-- START OF Supplied records --

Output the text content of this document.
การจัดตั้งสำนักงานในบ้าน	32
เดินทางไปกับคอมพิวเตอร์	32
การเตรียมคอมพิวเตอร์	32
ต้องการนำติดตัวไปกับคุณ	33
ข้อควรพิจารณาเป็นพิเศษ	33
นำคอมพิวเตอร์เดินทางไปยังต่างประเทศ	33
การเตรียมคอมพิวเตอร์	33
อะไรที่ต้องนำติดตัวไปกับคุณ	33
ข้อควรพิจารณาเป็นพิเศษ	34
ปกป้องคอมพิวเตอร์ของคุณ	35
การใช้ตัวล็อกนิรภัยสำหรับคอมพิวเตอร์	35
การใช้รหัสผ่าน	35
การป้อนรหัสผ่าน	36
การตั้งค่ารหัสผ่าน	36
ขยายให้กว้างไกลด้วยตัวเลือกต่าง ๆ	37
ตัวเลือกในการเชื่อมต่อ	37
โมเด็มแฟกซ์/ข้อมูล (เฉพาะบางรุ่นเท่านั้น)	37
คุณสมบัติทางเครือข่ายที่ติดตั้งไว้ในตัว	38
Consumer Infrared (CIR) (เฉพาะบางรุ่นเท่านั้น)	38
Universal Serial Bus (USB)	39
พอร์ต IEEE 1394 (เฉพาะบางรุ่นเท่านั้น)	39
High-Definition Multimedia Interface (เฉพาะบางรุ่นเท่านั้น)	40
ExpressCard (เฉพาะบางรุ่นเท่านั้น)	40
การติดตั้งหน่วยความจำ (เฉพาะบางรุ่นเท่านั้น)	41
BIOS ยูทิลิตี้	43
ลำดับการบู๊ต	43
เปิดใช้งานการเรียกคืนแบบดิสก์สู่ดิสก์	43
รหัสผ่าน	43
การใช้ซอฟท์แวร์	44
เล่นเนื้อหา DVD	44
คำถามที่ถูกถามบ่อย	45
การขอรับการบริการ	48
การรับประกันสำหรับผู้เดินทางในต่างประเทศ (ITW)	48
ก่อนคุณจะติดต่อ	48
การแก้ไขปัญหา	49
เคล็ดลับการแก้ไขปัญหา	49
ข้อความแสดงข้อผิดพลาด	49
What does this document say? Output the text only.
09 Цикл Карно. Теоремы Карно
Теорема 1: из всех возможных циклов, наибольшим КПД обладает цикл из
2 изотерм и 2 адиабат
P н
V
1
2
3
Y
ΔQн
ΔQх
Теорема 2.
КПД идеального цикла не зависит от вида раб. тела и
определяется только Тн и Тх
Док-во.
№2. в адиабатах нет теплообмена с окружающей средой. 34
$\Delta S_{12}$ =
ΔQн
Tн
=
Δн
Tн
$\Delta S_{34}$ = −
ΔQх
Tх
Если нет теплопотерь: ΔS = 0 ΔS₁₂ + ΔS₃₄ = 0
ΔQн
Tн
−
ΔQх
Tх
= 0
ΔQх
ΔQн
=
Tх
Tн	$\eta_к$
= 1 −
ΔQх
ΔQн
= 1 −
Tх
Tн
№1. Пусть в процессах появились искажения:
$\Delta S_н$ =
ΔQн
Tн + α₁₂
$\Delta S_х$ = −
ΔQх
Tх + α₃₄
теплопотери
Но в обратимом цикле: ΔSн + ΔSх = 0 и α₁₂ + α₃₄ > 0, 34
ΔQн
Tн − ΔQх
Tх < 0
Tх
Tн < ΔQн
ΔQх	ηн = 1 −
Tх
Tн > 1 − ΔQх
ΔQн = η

-- END OF Supplied records --

Stated problem
Your answer should be a single number: the count of lines containing the word "จารณาเป".

Exercise response
2